**** Extracted material ****

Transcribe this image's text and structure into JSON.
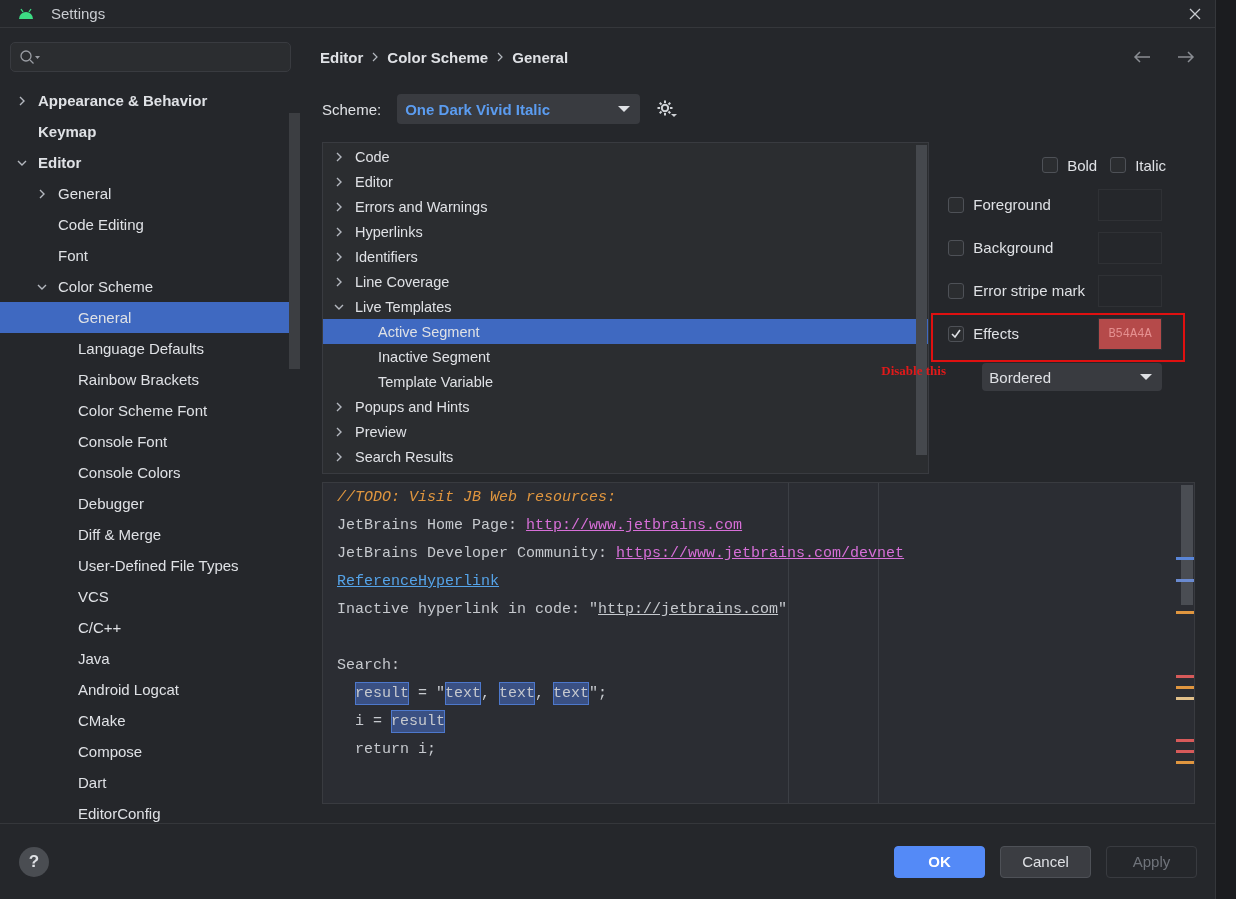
{
  "window": {
    "title": "Settings"
  },
  "sidebar": {
    "items": [
      {
        "label": "Appearance & Behavior",
        "kind": "group",
        "expanded": false,
        "selected": false
      },
      {
        "label": "Keymap",
        "kind": "page",
        "selected": false
      },
      {
        "label": "Editor",
        "kind": "group",
        "expanded": true,
        "selected": false,
        "children": [
          {
            "label": "General",
            "kind": "group",
            "expanded": false,
            "selected": false
          },
          {
            "label": "Code Editing",
            "kind": "page",
            "selected": false
          },
          {
            "label": "Font",
            "kind": "page",
            "selected": false
          },
          {
            "label": "Color Scheme",
            "kind": "group",
            "expanded": true,
            "selected": false,
            "children": [
              {
                "label": "General",
                "kind": "page",
                "selected": true
              },
              {
                "label": "Language Defaults",
                "kind": "page",
                "selected": false
              },
              {
                "label": "Rainbow Brackets",
                "kind": "page",
                "selected": false
              },
              {
                "label": "Color Scheme Font",
                "kind": "page",
                "selected": false
              },
              {
                "label": "Console Font",
                "kind": "page",
                "selected": false
              },
              {
                "label": "Console Colors",
                "kind": "page",
                "selected": false
              },
              {
                "label": "Debugger",
                "kind": "page",
                "selected": false
              },
              {
                "label": "Diff & Merge",
                "kind": "page",
                "selected": false
              },
              {
                "label": "User-Defined File Types",
                "kind": "page",
                "selected": false
              },
              {
                "label": "VCS",
                "kind": "page",
                "selected": false
              },
              {
                "label": "C/C++",
                "kind": "page",
                "selected": false
              },
              {
                "label": "Java",
                "kind": "page",
                "selected": false
              },
              {
                "label": "Android Logcat",
                "kind": "page",
                "selected": false
              },
              {
                "label": "CMake",
                "kind": "page",
                "selected": false
              },
              {
                "label": "Compose",
                "kind": "page",
                "selected": false
              },
              {
                "label": "Dart",
                "kind": "page",
                "selected": false
              },
              {
                "label": "EditorConfig",
                "kind": "page",
                "selected": false
              }
            ]
          }
        ]
      }
    ]
  },
  "breadcrumb": [
    "Editor",
    "Color Scheme",
    "General"
  ],
  "scheme": {
    "label": "Scheme:",
    "value": "One Dark Vivid Italic"
  },
  "scheme_tree": {
    "items": [
      {
        "label": "Code",
        "kind": "group",
        "expanded": false,
        "selected": false
      },
      {
        "label": "Editor",
        "kind": "group",
        "expanded": false,
        "selected": false
      },
      {
        "label": "Errors and Warnings",
        "kind": "group",
        "expanded": false,
        "selected": false
      },
      {
        "label": "Hyperlinks",
        "kind": "group",
        "expanded": false,
        "selected": false
      },
      {
        "label": "Identifiers",
        "kind": "group",
        "expanded": false,
        "selected": false
      },
      {
        "label": "Line Coverage",
        "kind": "group",
        "expanded": false,
        "selected": false
      },
      {
        "label": "Live Templates",
        "kind": "group",
        "expanded": true,
        "selected": false,
        "children": [
          {
            "label": "Active Segment",
            "kind": "page",
            "selected": true
          },
          {
            "label": "Inactive Segment",
            "kind": "page",
            "selected": false
          },
          {
            "label": "Template Variable",
            "kind": "page",
            "selected": false
          }
        ]
      },
      {
        "label": "Popups and Hints",
        "kind": "group",
        "expanded": false,
        "selected": false
      },
      {
        "label": "Preview",
        "kind": "group",
        "expanded": false,
        "selected": false
      },
      {
        "label": "Search Results",
        "kind": "group",
        "expanded": false,
        "selected": false
      }
    ]
  },
  "font_styles": [
    {
      "label": "Bold",
      "checked": false
    },
    {
      "label": "Italic",
      "checked": false
    }
  ],
  "attributes": [
    {
      "label": "Foreground",
      "checked": false,
      "highlighted": false
    },
    {
      "label": "Background",
      "checked": false,
      "highlighted": false
    },
    {
      "label": "Error stripe mark",
      "checked": false,
      "highlighted": false
    },
    {
      "label": "Effects",
      "checked": true,
      "highlighted": true,
      "color": "#b54a4a",
      "value": "B54A4A"
    }
  ],
  "effect_type": {
    "value": "Bordered"
  },
  "annotation": {
    "text": "Disable this"
  },
  "preview": {
    "lines": [
      {
        "kind": "code",
        "segments": [
          {
            "kind": "todo",
            "text": "//TODO: Visit JB Web resources:"
          }
        ]
      },
      {
        "kind": "code",
        "segments": [
          {
            "kind": "plain",
            "text": "JetBrains Home Page: "
          },
          {
            "kind": "link",
            "text": "http://www.jetbrains.com"
          }
        ]
      },
      {
        "kind": "code",
        "segments": [
          {
            "kind": "plain",
            "text": "JetBrains Developer Community: "
          },
          {
            "kind": "link",
            "text": "https://www.jetbrains.com/devnet"
          }
        ]
      },
      {
        "kind": "code",
        "segments": [
          {
            "kind": "reference",
            "text": "ReferenceHyperlink"
          }
        ]
      },
      {
        "kind": "code",
        "segments": [
          {
            "kind": "plain",
            "text": "Inactive hyperlink in code: \""
          },
          {
            "kind": "inactive_link",
            "text": "http://jetbrains.com"
          },
          {
            "kind": "plain",
            "text": "\""
          }
        ]
      },
      {
        "kind": "blank"
      },
      {
        "kind": "code",
        "segments": [
          {
            "kind": "plain",
            "text": "Search:"
          }
        ]
      },
      {
        "kind": "indented",
        "segments": [
          {
            "kind": "match",
            "text": "result"
          },
          {
            "kind": "plain",
            "text": " = \""
          },
          {
            "kind": "match",
            "text": "text"
          },
          {
            "kind": "plain",
            "text": ", "
          },
          {
            "kind": "match",
            "text": "text"
          },
          {
            "kind": "plain",
            "text": ", "
          },
          {
            "kind": "match",
            "text": "text"
          },
          {
            "kind": "plain",
            "text": "\";"
          }
        ]
      },
      {
        "kind": "indented",
        "segments": [
          {
            "kind": "plain",
            "text": "i = "
          },
          {
            "kind": "match",
            "text": "result"
          }
        ]
      },
      {
        "kind": "indented",
        "segments": [
          {
            "kind": "plain",
            "text": "return i;"
          }
        ]
      }
    ]
  },
  "help_button": {
    "label": "?"
  },
  "buttons": [
    {
      "label": "OK",
      "kind": "primary",
      "disabled": false
    },
    {
      "label": "Cancel",
      "kind": "secondary",
      "disabled": false
    },
    {
      "label": "Apply",
      "kind": "secondary",
      "disabled": true
    }
  ]
}
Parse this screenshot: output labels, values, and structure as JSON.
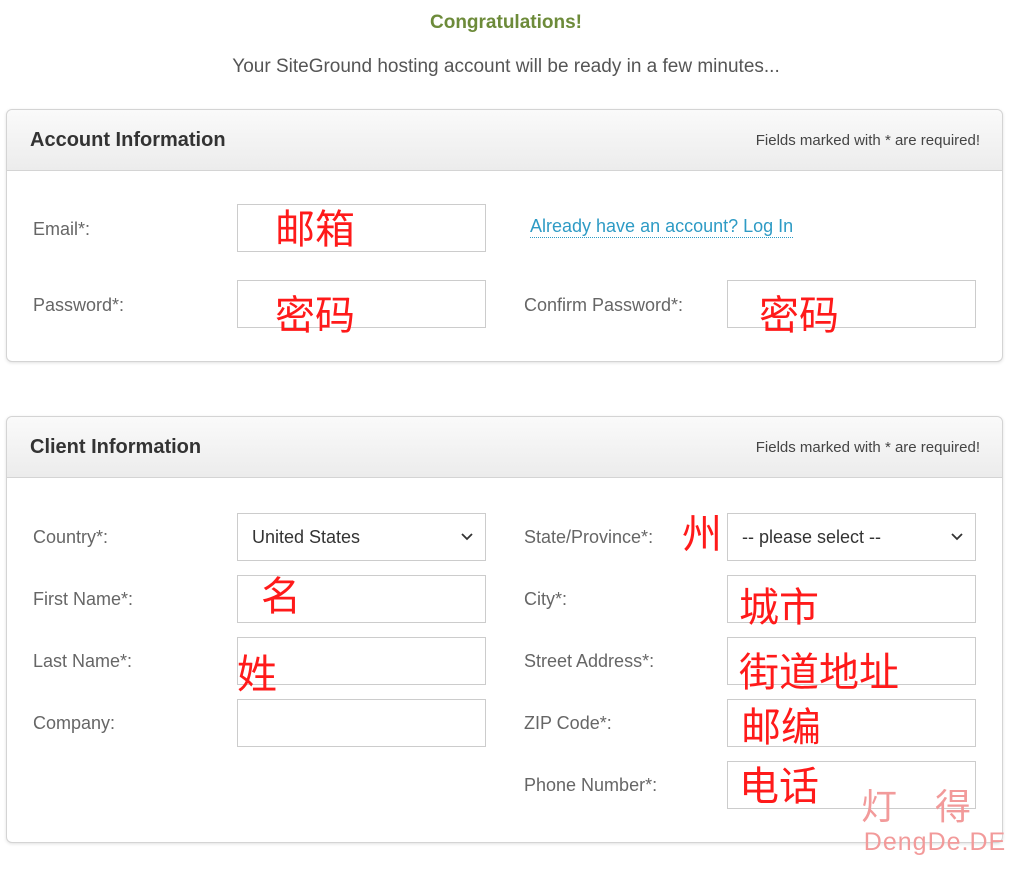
{
  "header": {
    "congrats": "Congratulations!",
    "subtitle": "Your SiteGround hosting account will be ready in a few minutes..."
  },
  "account": {
    "title": "Account Information",
    "required_note": "Fields marked with * are required!",
    "email_label": "Email*:",
    "email_annotation": "邮箱",
    "login_link": "Already have an account? Log In",
    "password_label": "Password*:",
    "password_annotation": "密码",
    "confirm_password_label": "Confirm Password*:",
    "confirm_password_annotation": "密码"
  },
  "client": {
    "title": "Client Information",
    "required_note": "Fields marked with * are required!",
    "country_label": "Country*:",
    "country_value": "United States",
    "state_label": "State/Province*:",
    "state_annotation": "州",
    "state_value": "-- please select --",
    "first_name_label": "First Name*:",
    "first_name_annotation": "名",
    "city_label": "City*:",
    "city_annotation": "城市",
    "last_name_label": "Last Name*:",
    "last_name_annotation": "姓",
    "street_label": "Street Address*:",
    "street_annotation": "街道地址",
    "company_label": "Company:",
    "zip_label": "ZIP Code*:",
    "zip_annotation": "邮编",
    "phone_label": "Phone Number*:",
    "phone_annotation": "电话"
  },
  "watermark": {
    "chinese": "灯得",
    "latin": "DengDe.DE"
  },
  "colors": {
    "congrats": "#6d8b3a",
    "link": "#2e9bc5",
    "annotation": "#ff1a1a",
    "watermark": "#f29a9a"
  },
  "icons": {
    "select_chevron": "chevron-down-icon"
  }
}
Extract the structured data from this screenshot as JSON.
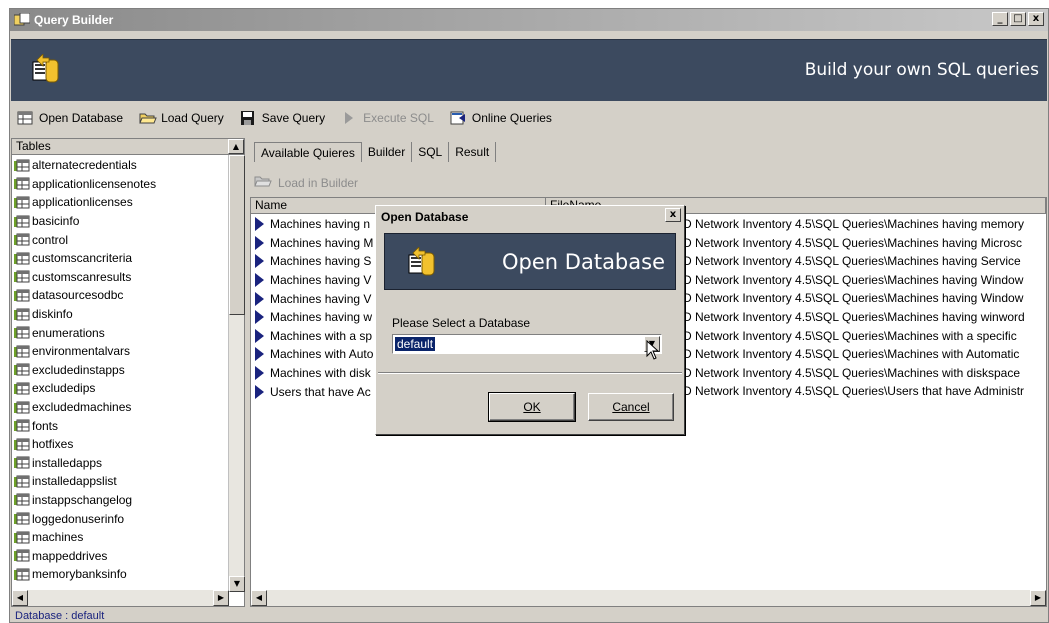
{
  "window": {
    "title": "Query Builder",
    "min": "_",
    "max": "□",
    "close": "x"
  },
  "banner": {
    "text": "Build your own SQL queries"
  },
  "toolbar": {
    "open_database": "Open Database",
    "load_query": "Load Query",
    "save_query": "Save Query",
    "execute_sql": "Execute SQL",
    "online_queries": "Online Queries"
  },
  "tables_panel": {
    "header": "Tables",
    "items": [
      "alternatecredentials",
      "applicationlicensenotes",
      "applicationlicenses",
      "basicinfo",
      "control",
      "customscancriteria",
      "customscanresults",
      "datasourcesodbc",
      "diskinfo",
      "enumerations",
      "environmentalvars",
      "excludedinstapps",
      "excludedips",
      "excludedmachines",
      "fonts",
      "hotfixes",
      "installedapps",
      "installedappslist",
      "instappschangelog",
      "loggedonuserinfo",
      "machines",
      "mappeddrives",
      "memorybanksinfo"
    ]
  },
  "tabs": [
    "Available Quieres",
    "Builder",
    "SQL",
    "Result"
  ],
  "load_in_builder": "Load in Builder",
  "queries": {
    "col_name": "Name",
    "col_filename": "FileName",
    "rows": [
      {
        "name": "Machines having n",
        "file": "D Network Inventory 4.5\\SQL Queries\\Machines having memory"
      },
      {
        "name": "Machines having M",
        "file": "D Network Inventory 4.5\\SQL Queries\\Machines having Microsc"
      },
      {
        "name": "Machines having S",
        "file": "D Network Inventory 4.5\\SQL Queries\\Machines having Service"
      },
      {
        "name": "Machines having V",
        "file": "D Network Inventory 4.5\\SQL Queries\\Machines having Window"
      },
      {
        "name": "Machines having V",
        "file": "D Network Inventory 4.5\\SQL Queries\\Machines having Window"
      },
      {
        "name": "Machines having w",
        "file": "D Network Inventory 4.5\\SQL Queries\\Machines having winword"
      },
      {
        "name": "Machines with a sp",
        "file": "D Network Inventory 4.5\\SQL Queries\\Machines with a specific"
      },
      {
        "name": "Machines with Auto",
        "file": "D Network Inventory 4.5\\SQL Queries\\Machines with Automatic"
      },
      {
        "name": "Machines with disk",
        "file": "D Network Inventory 4.5\\SQL Queries\\Machines with diskspace"
      },
      {
        "name": "Users that have Ac",
        "file": "D Network Inventory 4.5\\SQL Queries\\Users that have Administr"
      }
    ]
  },
  "status": {
    "text": "Database : default"
  },
  "dialog": {
    "title": "Open Database",
    "close": "x",
    "banner_text": "Open Database",
    "label": "Please Select a Database",
    "selected": "default",
    "ok": "OK",
    "cancel": "Cancel"
  }
}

****

| Task to carry out |
Take every line that includes the string "with" and copy it.

| Right answer |
    "required_note": "Fields marked with * are required!",
    "required_note": "Fields marked with * are required!",
        "name": "Machines with a sp",
        "file": "D Network Inventory 4.5\\SQL Queries\\Machines with a specific"
        "name": "Machines with Auto",
        "file": "D Network Inventory 4.5\\SQL Queries\\Machines with Automatic"
        "name": "Machines with disk",
        "file": "D Network Inventory 4.5\\SQL Queries\\Machines with diskspace"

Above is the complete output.